#### EXERCISE INSTRUCTIONS
a. In the passage on Korean history, in what year did the Shilla kingdom unify the peninsula?
b. In the passage on Korean history, swap "naval battles" for "sea battles" and write out the part starting with "Korean War of" and going on through "near the 38th parallel.".
c. Carry on the passage on Korean history from the point where it stops.

#### GIVEN PASSAGE
By the first century AD, the Korean Peninsula was divided into the kingdoms of Shilla, Koguryo, and Paekche. In 668 AD, the Shilla kingdom unified the peninsula. The Koryo dynasty--from which Portuguese missionaries in the 16th century derived the Western name "Korea"--succeeded the Shilla kingdom in 935. The Choson dynasty, ruled by members of the Yi clan, supplanted Koryo in 1392 and lasted until Japan annexed Korea in 1910.
Throughout its history, Korea has been invaded, influenced, and fought over by its larger neighbors. Korea was under Mongolian occupation from 1231 until the early 14th century. The unifier of Japan, Hideyoshi Toyotomi, launched major invasions of Korea in 1592 and 1597. When Western powers focused "gunboat" diplomacy on Korea in the mid-19th century, Korea's rulers adopted a closed-door policy, earning Korea the title of "Hermit Kingdom." Although the Choson dynasty recognized China's hegemony in East Asia, Korea was independent until the late 19th century. At that time, China sought to block growing Japanese influence on the Korean Peninsula and Russian pressure for commercial gains there. The competition produced the Sino-Japanese War of 1894-95 and the Russo-Japanese War of 1904-05. Japan emerged victorious from both wars and in 1910 annexed Korea as part of the growing Japanese empire. Japanese colonial administration was characterized by tight control from Tokyo and ruthless efforts to supplant Korean language and culture. Organized Korean resistance during the colonial era was generally unsuccessful, and Japan remained firmly in control of the Peninsula until the end of World War II in 1945. The surrender of Japan in August 1945 led to the immediate division of Korea into two occupation zones, with the United States administering the area south of the 38th parallel, and the Soviet Union administering the area to the north of the 38th parallel. This division was meant to be temporary until the United States, United Kingdom, Soviet Union, and China could arrange a trusteeship administration.
In December 1945, a conference was convened in Moscow to discuss the future of Korea. A 5-year trusteeship was discussed, and a joint Soviet-American commission was established. The commission met intermittently in Seoul but deadlocked over the issue of establishing a national government. In September 1947, with no solution in sight, the United States submitted the Korean question to the UN General Assembly. Initial hopes for a unified, independent Korea quickly evaporated as the politics of the Cold War and domestic opposition to the trusteeship plan resulted in the 1948 establishment of two separate nations with diametrically opposed political, economic, and social systems. Elections were held in the South under UN observation, and on August 15, 1948, the Republic of Korea (R.O.K.) was established in the South. Syngman Rhee, a nationalist leader, became the Republic's first president. On September 9, 1948, the North established the Democratic People's Republic of Korea (D.P.R.K.) headed by then-Premier Kim Il-sung, who had been cultivated and supported by the Soviet Union.
Korean War of 1950-53
Almost immediately after the establishment of the D.P.R.K., guerrilla warfare, border clashes, and naval battles erupted between the two Koreas. North Korean forces launched a massive surprise attack and invaded South Korea on June 25, 1950. The United Nations, in accordance with the terms of its charter, engaged in its first collective action and established the UN Command (UNC), to which 16 member nations sent troops and assistance. Next to South Korea, the United States contributed the largest contingent of forces to this international effort. The battle line fluctuated north and south, and after large numbers of Chinese "People's Volunteers" intervened to assist the North, the battle line stabilized north of Seoul near the 38th parallel.

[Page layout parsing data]
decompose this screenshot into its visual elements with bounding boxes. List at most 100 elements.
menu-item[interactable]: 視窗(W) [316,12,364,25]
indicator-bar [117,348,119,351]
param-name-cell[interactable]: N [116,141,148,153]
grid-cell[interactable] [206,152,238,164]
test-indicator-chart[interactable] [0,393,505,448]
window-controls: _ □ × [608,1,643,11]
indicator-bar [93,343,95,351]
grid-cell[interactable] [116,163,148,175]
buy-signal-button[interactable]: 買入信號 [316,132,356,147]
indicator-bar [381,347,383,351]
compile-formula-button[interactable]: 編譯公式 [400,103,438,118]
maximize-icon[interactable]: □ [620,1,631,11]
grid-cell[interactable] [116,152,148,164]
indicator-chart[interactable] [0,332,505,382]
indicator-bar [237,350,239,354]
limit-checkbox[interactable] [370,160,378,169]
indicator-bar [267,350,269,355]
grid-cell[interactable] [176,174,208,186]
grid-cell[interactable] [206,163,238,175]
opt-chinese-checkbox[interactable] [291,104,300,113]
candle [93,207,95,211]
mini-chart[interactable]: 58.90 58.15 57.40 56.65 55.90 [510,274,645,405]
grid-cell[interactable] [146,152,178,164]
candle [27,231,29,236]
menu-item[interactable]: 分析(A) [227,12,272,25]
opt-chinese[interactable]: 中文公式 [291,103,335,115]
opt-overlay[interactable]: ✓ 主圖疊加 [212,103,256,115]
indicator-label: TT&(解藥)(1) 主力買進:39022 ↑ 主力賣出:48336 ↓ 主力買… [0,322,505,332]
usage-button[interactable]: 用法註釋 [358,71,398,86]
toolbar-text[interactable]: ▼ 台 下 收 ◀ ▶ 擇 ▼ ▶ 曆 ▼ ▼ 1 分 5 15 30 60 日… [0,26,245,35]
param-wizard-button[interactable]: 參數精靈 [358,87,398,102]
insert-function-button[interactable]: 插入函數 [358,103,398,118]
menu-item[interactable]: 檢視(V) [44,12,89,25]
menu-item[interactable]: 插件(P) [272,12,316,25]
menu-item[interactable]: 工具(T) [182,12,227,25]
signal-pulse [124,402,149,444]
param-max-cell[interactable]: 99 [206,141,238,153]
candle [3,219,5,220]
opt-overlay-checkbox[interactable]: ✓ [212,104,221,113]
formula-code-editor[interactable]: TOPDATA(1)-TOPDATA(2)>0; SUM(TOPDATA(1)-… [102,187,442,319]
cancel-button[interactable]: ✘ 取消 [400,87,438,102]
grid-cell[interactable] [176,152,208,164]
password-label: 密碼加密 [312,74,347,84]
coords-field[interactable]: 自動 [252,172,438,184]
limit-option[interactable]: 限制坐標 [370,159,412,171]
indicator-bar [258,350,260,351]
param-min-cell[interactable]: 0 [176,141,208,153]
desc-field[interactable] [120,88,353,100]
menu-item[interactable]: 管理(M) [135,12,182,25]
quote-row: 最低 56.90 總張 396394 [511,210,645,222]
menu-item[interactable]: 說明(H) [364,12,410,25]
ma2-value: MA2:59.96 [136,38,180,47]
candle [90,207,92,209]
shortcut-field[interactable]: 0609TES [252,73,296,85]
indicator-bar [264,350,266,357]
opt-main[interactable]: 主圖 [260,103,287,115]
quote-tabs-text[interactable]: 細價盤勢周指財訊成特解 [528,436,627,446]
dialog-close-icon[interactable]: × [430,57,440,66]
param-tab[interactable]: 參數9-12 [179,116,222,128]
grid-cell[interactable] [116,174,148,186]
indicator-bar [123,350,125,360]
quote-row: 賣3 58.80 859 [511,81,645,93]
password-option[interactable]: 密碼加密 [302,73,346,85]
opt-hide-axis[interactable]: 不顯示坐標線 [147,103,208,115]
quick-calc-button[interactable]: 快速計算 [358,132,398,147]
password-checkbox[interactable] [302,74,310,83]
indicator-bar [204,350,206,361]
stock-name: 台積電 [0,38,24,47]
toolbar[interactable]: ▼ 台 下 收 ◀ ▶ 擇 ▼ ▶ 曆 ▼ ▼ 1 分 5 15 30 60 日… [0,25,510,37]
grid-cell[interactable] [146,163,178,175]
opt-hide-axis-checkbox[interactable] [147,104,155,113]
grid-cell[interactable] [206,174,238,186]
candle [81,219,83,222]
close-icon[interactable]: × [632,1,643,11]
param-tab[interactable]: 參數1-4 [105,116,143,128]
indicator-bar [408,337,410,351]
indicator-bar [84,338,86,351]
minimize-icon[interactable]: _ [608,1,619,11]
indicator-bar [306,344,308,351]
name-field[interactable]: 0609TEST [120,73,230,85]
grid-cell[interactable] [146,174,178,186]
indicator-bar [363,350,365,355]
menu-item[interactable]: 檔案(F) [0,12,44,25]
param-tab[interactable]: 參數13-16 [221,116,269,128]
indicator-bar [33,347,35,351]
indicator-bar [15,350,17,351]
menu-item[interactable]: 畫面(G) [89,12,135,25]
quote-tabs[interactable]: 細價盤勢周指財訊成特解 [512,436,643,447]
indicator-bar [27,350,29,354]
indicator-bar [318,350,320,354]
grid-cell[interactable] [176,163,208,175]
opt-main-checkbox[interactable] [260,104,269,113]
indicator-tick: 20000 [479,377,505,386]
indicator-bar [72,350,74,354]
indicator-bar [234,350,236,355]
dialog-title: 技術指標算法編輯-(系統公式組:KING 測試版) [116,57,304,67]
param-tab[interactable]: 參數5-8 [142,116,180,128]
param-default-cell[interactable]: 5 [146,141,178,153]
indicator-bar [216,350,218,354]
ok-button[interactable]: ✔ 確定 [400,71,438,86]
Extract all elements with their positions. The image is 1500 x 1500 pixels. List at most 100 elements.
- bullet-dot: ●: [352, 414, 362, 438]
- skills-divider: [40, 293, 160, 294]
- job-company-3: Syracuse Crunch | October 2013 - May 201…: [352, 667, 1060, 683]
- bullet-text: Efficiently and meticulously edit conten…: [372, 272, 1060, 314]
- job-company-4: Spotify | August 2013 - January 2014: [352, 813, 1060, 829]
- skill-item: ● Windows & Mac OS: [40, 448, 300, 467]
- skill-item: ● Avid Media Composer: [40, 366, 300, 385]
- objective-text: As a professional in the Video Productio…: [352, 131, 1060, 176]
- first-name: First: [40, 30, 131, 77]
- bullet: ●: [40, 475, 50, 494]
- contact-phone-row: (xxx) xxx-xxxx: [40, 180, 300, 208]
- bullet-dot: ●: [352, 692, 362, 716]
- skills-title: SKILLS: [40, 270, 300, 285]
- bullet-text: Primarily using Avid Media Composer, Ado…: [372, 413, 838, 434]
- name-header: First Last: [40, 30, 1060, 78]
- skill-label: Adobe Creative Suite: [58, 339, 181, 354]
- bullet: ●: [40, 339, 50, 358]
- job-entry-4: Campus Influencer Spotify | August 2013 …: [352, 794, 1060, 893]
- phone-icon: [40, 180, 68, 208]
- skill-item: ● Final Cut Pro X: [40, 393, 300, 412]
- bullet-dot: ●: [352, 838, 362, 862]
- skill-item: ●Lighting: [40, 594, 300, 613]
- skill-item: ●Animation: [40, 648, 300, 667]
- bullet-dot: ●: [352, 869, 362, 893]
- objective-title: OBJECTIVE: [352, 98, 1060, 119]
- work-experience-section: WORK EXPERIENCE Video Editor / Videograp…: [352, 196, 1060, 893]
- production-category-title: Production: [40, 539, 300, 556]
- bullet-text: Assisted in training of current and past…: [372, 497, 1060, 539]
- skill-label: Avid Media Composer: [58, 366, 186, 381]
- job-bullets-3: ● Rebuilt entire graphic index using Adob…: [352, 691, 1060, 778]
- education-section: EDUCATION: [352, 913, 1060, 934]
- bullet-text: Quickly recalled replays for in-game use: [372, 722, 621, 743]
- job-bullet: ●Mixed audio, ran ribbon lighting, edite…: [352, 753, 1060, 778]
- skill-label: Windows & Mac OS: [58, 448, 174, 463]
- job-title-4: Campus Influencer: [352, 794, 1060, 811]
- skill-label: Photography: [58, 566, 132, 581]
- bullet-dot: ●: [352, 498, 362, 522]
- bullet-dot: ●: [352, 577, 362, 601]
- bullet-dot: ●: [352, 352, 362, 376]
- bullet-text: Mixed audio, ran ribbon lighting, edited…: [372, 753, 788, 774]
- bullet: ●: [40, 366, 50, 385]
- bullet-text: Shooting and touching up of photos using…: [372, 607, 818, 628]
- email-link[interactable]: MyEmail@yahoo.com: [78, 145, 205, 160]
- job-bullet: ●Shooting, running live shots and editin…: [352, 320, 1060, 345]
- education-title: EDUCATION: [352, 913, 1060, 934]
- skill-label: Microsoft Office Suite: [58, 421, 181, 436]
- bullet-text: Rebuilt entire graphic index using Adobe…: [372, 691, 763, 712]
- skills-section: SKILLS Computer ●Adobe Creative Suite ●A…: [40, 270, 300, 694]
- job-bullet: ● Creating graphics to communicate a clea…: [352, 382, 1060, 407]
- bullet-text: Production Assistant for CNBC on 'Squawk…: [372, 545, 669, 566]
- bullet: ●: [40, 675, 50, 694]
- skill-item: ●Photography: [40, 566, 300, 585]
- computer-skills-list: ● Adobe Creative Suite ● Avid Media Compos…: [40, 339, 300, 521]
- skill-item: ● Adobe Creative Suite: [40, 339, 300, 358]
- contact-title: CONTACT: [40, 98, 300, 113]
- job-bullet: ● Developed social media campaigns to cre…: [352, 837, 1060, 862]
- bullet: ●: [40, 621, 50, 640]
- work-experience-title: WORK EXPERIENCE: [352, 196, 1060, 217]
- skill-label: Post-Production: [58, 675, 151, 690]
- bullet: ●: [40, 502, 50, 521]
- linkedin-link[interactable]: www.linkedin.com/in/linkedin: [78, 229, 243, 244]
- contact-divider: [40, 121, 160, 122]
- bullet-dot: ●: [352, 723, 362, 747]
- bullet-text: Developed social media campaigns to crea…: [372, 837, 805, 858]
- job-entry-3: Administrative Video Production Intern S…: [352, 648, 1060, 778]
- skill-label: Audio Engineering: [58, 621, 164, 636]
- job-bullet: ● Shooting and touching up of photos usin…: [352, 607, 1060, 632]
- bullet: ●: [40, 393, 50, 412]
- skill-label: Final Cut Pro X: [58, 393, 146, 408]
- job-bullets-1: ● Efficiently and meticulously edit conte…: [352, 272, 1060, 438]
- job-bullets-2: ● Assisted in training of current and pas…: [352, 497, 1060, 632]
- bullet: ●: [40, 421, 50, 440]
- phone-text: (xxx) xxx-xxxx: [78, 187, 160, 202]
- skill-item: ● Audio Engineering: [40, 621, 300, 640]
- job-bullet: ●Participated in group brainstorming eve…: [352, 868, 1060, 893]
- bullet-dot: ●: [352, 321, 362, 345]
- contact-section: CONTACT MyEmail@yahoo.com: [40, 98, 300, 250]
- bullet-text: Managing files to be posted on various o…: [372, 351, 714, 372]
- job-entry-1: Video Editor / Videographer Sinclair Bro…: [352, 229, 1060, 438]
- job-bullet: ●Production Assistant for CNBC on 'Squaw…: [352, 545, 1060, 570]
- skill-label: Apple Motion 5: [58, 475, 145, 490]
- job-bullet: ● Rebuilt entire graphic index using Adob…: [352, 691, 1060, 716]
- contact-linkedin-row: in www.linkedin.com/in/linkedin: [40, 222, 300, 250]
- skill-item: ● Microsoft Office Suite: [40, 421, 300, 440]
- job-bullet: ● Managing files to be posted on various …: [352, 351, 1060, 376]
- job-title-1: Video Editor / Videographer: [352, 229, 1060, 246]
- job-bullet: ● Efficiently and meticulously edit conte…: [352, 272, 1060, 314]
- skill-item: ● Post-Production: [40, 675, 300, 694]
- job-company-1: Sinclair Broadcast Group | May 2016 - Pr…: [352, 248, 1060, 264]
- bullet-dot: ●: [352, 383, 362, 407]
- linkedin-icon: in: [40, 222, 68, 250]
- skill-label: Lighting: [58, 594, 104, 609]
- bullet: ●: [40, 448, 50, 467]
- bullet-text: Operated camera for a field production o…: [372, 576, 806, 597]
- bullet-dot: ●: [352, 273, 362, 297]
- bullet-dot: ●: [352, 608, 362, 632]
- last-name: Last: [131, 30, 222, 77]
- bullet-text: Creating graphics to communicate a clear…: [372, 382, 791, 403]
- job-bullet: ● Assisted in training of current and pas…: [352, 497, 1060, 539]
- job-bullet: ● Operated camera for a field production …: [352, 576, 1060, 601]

#### YOUR RESPONSES
a. 668 AD

b.
Korean War of 1950-53
Almost immediately after the establishment of the D.P.R.K., guerrilla warfare, border clashes, and sea battles erupted between the two Koreas. North Korean forces launched a massive surprise attack and invaded South Korea on June 25, 1950. The United Nations, in accordance with the terms of its charter, engaged in its first collective action and established the UN Command (UNC), to which 16 member nations sent troops and assistance. Next to South Korea, the United States contributed the largest contingent of forces to this international effort. The battle line fluctuated north and south, and after large numbers of Chinese "People's Volunteers" intervened to assist the North, the battle line stabilized north of Seoul near the 38th parallel.

c.
Armistice negotiations began in July 1951, but hostilities continued until July 27, 1953. On that date, at Panmunjom, the military commanders of the North Korean People's Army, the Chinese People's Volunteers, and the UNC signed an armistice agreement. Neither the United States nor South Korea is a signatory to the armistice per se, although both adhere to it through the UNC. No comprehensive peace agreement has replaced the 1953 armistice pact.
North Korea's relationship with the South has determined much of its post-World War II history and still undergirds much of its foreign policy. North and South Korea have had a difficult and acrimonious relationship since the Korean War. In recent years, North Korea has pursued a mixed policy--seeking to develop economic relations with South Korea and to win the support of the South Korean public for greater North-South engagement while at the same time continuing to denounce the R.O.K.'s security relationship with the United States and maintaining a threatening conventional force posture on the DMZ and in adjacent waters.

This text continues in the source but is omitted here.